→ Given exercise:
All entries below need to be written out exactly, but without their pictures.

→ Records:
begin
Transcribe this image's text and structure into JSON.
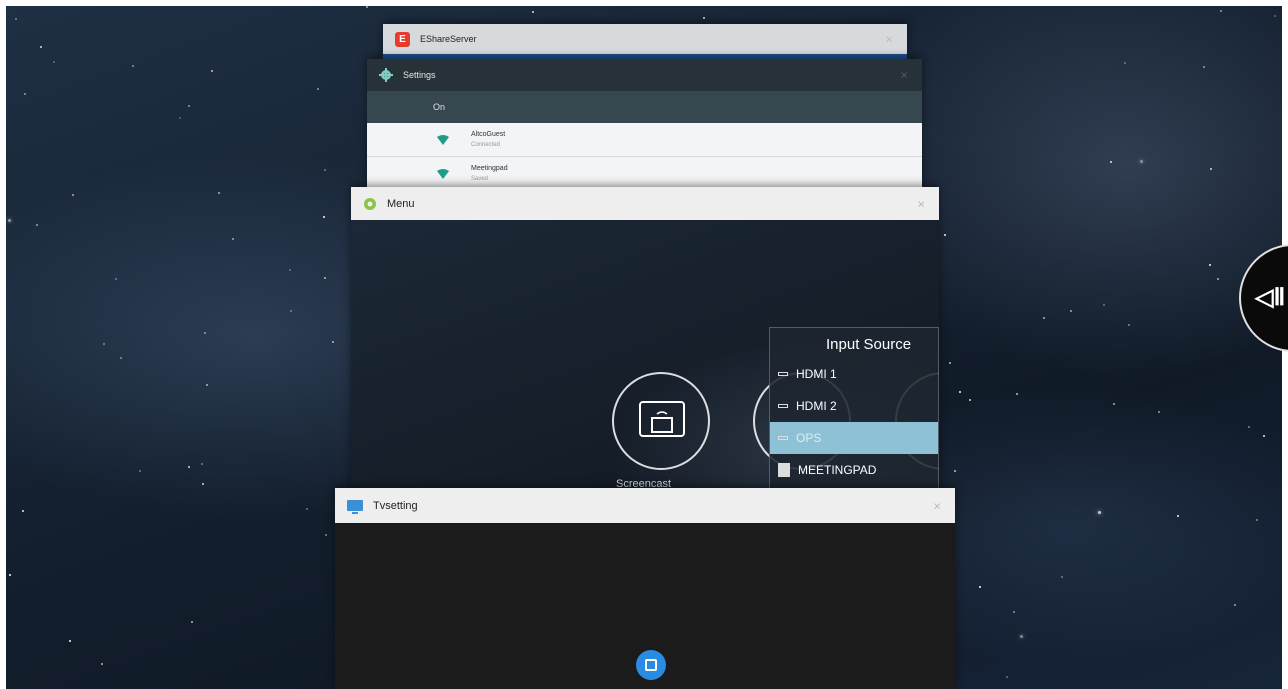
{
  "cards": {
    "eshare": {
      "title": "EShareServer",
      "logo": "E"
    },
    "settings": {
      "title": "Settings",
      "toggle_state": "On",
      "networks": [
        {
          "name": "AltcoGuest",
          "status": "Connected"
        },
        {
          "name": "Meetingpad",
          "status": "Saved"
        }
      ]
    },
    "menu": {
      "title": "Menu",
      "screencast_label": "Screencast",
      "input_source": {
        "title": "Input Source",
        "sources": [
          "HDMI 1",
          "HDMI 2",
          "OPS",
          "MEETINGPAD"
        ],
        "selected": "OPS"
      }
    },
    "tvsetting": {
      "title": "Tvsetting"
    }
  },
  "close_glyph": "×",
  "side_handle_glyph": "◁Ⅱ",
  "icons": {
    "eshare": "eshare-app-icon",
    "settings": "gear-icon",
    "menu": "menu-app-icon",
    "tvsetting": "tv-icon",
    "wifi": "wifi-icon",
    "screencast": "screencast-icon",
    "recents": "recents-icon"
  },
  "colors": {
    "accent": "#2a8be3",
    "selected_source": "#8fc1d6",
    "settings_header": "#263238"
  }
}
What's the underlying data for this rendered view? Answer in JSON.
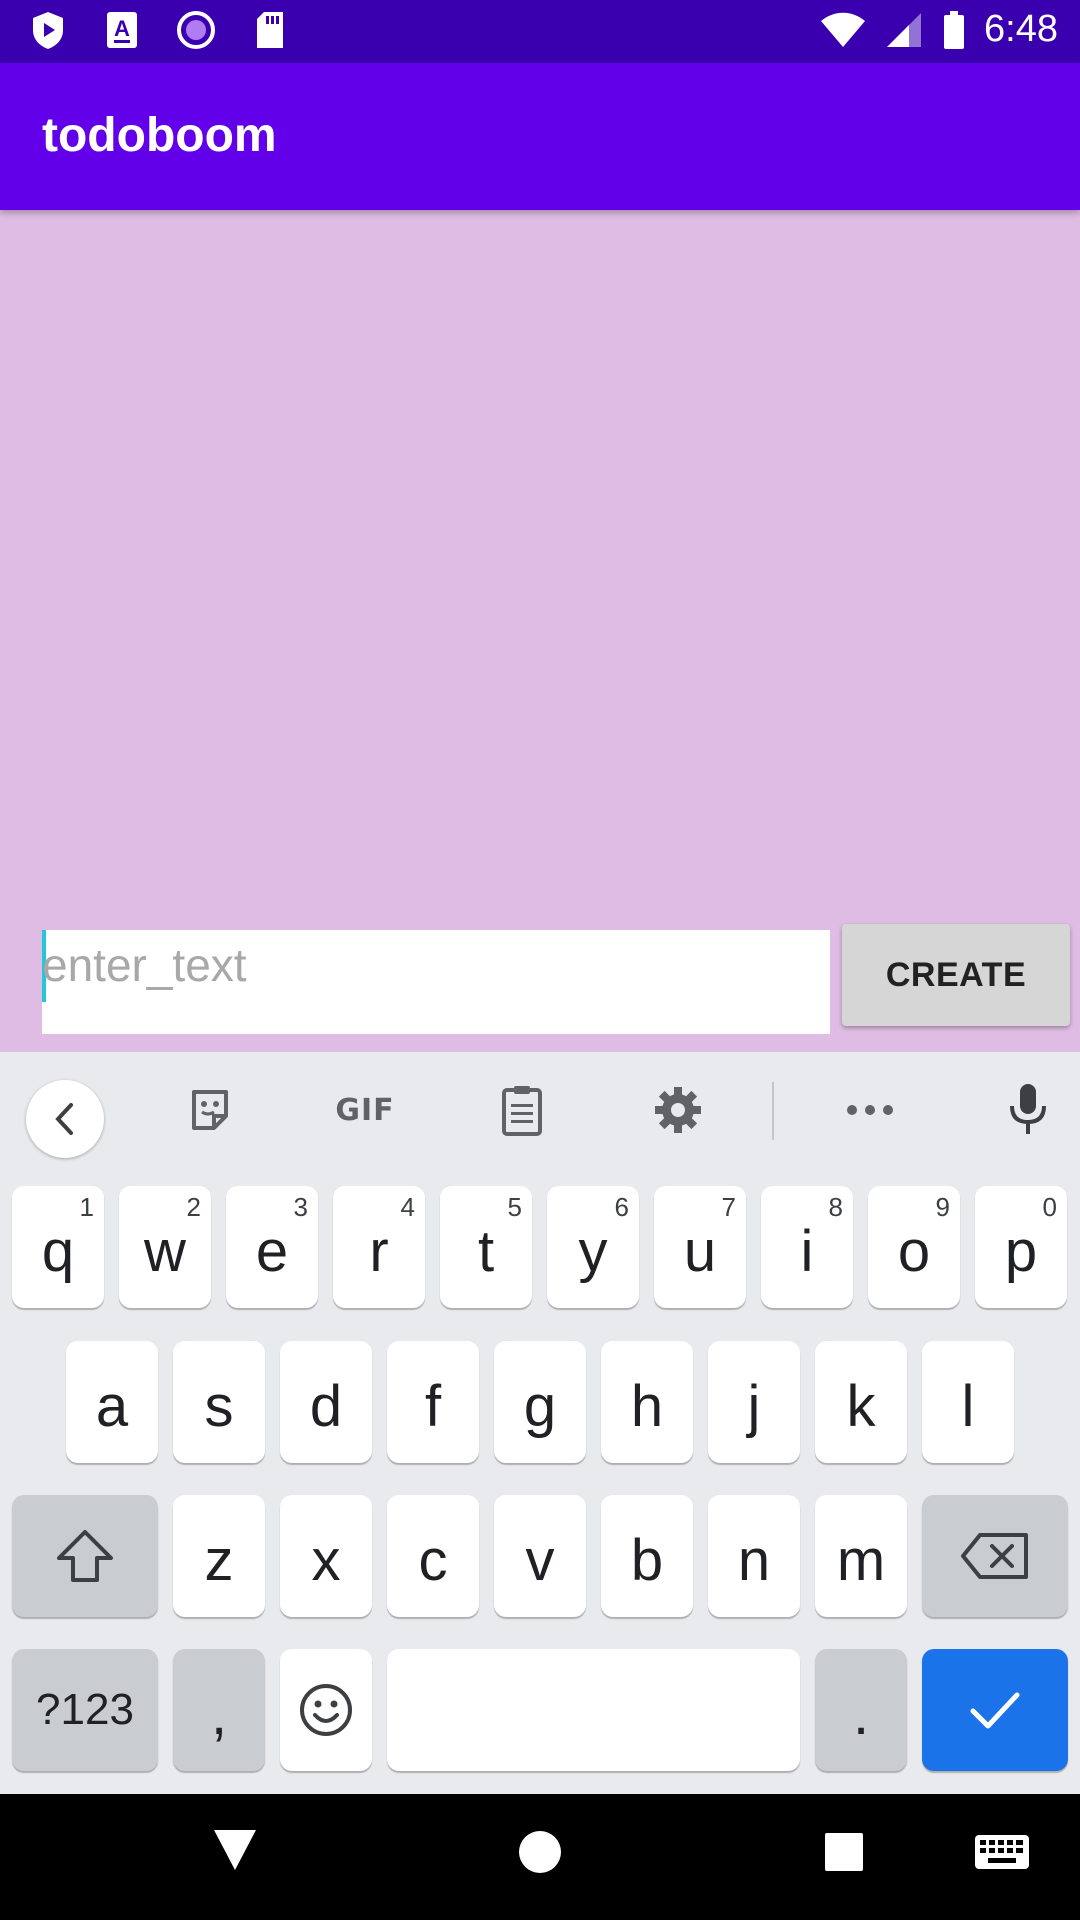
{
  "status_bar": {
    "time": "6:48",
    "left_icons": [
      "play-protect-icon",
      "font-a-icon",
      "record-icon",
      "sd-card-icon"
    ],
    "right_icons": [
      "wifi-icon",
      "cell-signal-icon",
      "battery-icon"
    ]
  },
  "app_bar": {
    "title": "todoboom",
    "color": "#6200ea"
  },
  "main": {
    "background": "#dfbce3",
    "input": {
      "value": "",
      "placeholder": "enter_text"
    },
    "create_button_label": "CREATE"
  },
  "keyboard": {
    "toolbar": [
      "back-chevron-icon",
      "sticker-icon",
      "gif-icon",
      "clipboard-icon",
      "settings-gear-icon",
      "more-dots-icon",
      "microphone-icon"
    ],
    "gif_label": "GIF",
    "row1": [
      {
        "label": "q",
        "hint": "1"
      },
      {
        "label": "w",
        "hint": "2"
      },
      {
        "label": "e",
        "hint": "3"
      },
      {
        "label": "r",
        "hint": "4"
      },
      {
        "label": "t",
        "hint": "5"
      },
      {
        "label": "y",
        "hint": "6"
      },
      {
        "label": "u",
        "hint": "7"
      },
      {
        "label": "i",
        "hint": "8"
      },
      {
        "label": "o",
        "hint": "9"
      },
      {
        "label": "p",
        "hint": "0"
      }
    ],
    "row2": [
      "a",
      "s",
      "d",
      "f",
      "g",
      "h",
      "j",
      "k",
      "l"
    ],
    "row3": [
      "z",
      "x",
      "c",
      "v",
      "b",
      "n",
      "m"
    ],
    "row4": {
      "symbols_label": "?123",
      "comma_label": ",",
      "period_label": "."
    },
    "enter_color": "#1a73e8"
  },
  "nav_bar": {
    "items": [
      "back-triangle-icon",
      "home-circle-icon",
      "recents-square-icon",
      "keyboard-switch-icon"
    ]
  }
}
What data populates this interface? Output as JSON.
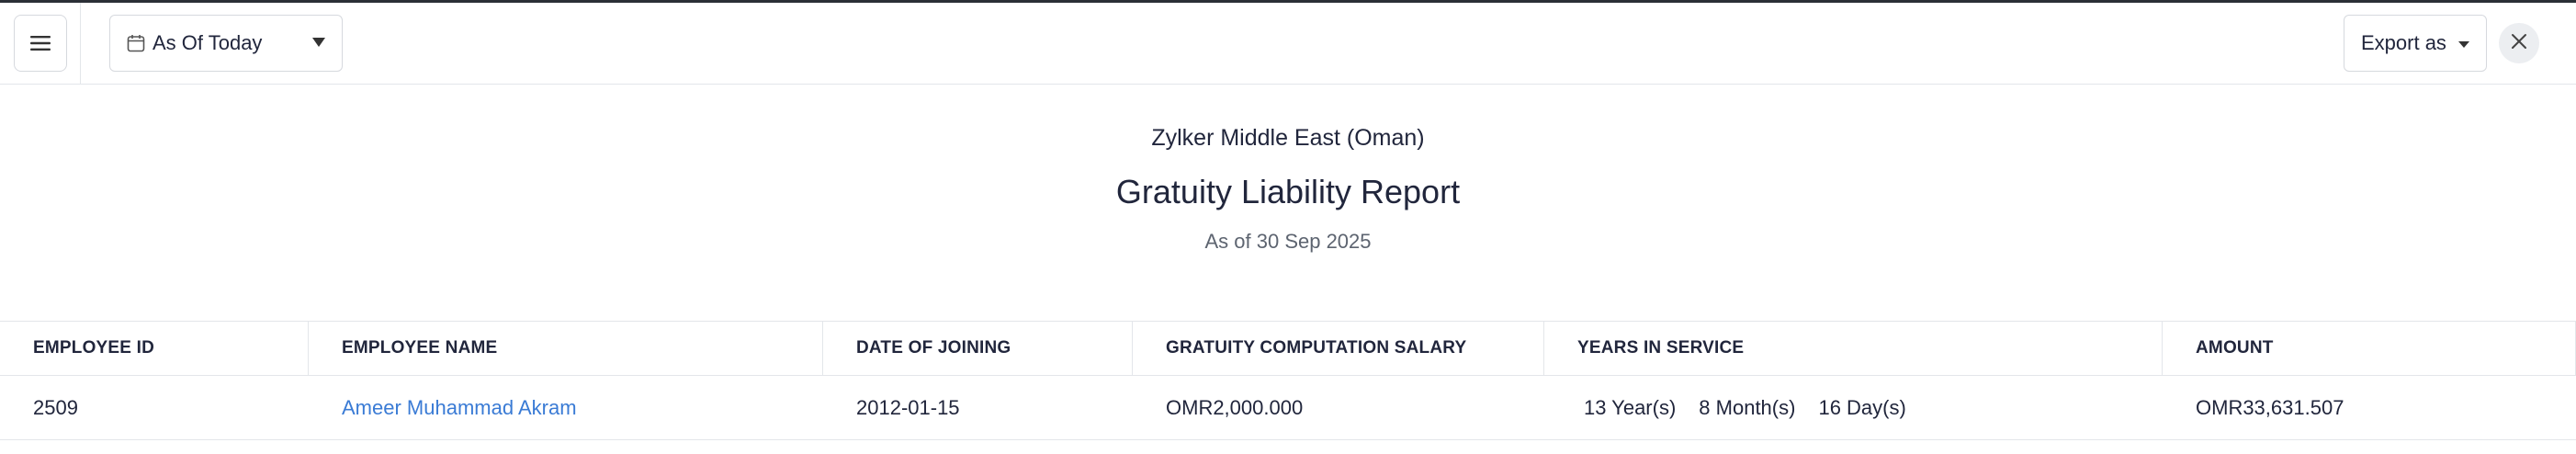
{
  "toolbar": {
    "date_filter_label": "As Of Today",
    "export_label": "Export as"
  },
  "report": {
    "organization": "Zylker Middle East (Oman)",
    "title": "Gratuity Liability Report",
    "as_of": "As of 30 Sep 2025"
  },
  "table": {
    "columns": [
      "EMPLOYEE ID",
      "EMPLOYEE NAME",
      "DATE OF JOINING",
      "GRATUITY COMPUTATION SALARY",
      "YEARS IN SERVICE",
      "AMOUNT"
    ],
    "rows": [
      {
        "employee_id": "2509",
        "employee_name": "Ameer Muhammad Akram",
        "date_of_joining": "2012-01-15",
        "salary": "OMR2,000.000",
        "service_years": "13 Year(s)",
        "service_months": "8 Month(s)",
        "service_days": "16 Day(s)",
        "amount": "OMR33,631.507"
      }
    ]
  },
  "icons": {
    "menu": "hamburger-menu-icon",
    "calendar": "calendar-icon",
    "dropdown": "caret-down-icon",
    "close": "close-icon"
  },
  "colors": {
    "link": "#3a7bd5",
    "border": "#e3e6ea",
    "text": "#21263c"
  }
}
end
→ Task solution:
Transcribe this image's text and structure into JSON.
{
  "cards": {
    "eshare": {
      "title": "EShareServer",
      "logo": "E"
    },
    "settings": {
      "title": "Settings",
      "toggle_state": "On",
      "networks": [
        {
          "name": "AltcoGuest",
          "status": "Connected"
        },
        {
          "name": "Meetingpad",
          "status": "Saved"
        }
      ]
    },
    "menu": {
      "title": "Menu",
      "screencast_label": "Screencast",
      "input_source": {
        "title": "Input Source",
        "sources": [
          "HDMI 1",
          "HDMI 2",
          "OPS",
          "MEETINGPAD"
        ],
        "selected": "OPS"
      }
    },
    "tvsetting": {
      "title": "Tvsetting"
    }
  },
  "close_glyph": "×",
  "side_handle_glyph": "◁Ⅱ",
  "icons": {
    "eshare": "eshare-app-icon",
    "settings": "gear-icon",
    "menu": "menu-app-icon",
    "tvsetting": "tv-icon",
    "wifi": "wifi-icon",
    "screencast": "screencast-icon",
    "recents": "recents-icon"
  },
  "colors": {
    "accent": "#2a8be3",
    "selected_source": "#8fc1d6",
    "settings_header": "#263238"
  }
}
What's the underlying data for this rendered view? Answer in JSON.
{
  "status_bar": {
    "time": "6:48",
    "left_icons": [
      "play-protect-icon",
      "font-a-icon",
      "record-icon",
      "sd-card-icon"
    ],
    "right_icons": [
      "wifi-icon",
      "cell-signal-icon",
      "battery-icon"
    ]
  },
  "app_bar": {
    "title": "todoboom",
    "color": "#6200ea"
  },
  "main": {
    "background": "#dfbce3",
    "input": {
      "value": "",
      "placeholder": "enter_text"
    },
    "create_button_label": "CREATE"
  },
  "keyboard": {
    "toolbar": [
      "back-chevron-icon",
      "sticker-icon",
      "gif-icon",
      "clipboard-icon",
      "settings-gear-icon",
      "more-dots-icon",
      "microphone-icon"
    ],
    "gif_label": "GIF",
    "row1": [
      {
        "label": "q",
        "hint": "1"
      },
      {
        "label": "w",
        "hint": "2"
      },
      {
        "label": "e",
        "hint": "3"
      },
      {
        "label": "r",
        "hint": "4"
      },
      {
        "label": "t",
        "hint": "5"
      },
      {
        "label": "y",
        "hint": "6"
      },
      {
        "label": "u",
        "hint": "7"
      },
      {
        "label": "i",
        "hint": "8"
      },
      {
        "label": "o",
        "hint": "9"
      },
      {
        "label": "p",
        "hint": "0"
      }
    ],
    "row2": [
      "a",
      "s",
      "d",
      "f",
      "g",
      "h",
      "j",
      "k",
      "l"
    ],
    "row3": [
      "z",
      "x",
      "c",
      "v",
      "b",
      "n",
      "m"
    ],
    "row4": {
      "symbols_label": "?123",
      "comma_label": ",",
      "period_label": "."
    },
    "enter_color": "#1a73e8"
  },
  "nav_bar": {
    "items": [
      "back-triangle-icon",
      "home-circle-icon",
      "recents-square-icon",
      "keyboard-switch-icon"
    ]
  }
}
What data populates this interface? Output as JSON.
{
  "toolbar": {
    "date_filter_label": "As Of Today",
    "export_label": "Export as"
  },
  "report": {
    "organization": "Zylker Middle East (Oman)",
    "title": "Gratuity Liability Report",
    "as_of": "As of 30 Sep 2025"
  },
  "table": {
    "columns": [
      "EMPLOYEE ID",
      "EMPLOYEE NAME",
      "DATE OF JOINING",
      "GRATUITY COMPUTATION SALARY",
      "YEARS IN SERVICE",
      "AMOUNT"
    ],
    "rows": [
      {
        "employee_id": "2509",
        "employee_name": "Ameer Muhammad Akram",
        "date_of_joining": "2012-01-15",
        "salary": "OMR2,000.000",
        "service_years": "13 Year(s)",
        "service_months": "8 Month(s)",
        "service_days": "16 Day(s)",
        "amount": "OMR33,631.507"
      }
    ]
  },
  "icons": {
    "menu": "hamburger-menu-icon",
    "calendar": "calendar-icon",
    "dropdown": "caret-down-icon",
    "close": "close-icon"
  },
  "colors": {
    "link": "#3a7bd5",
    "border": "#e3e6ea",
    "text": "#21263c"
  }
}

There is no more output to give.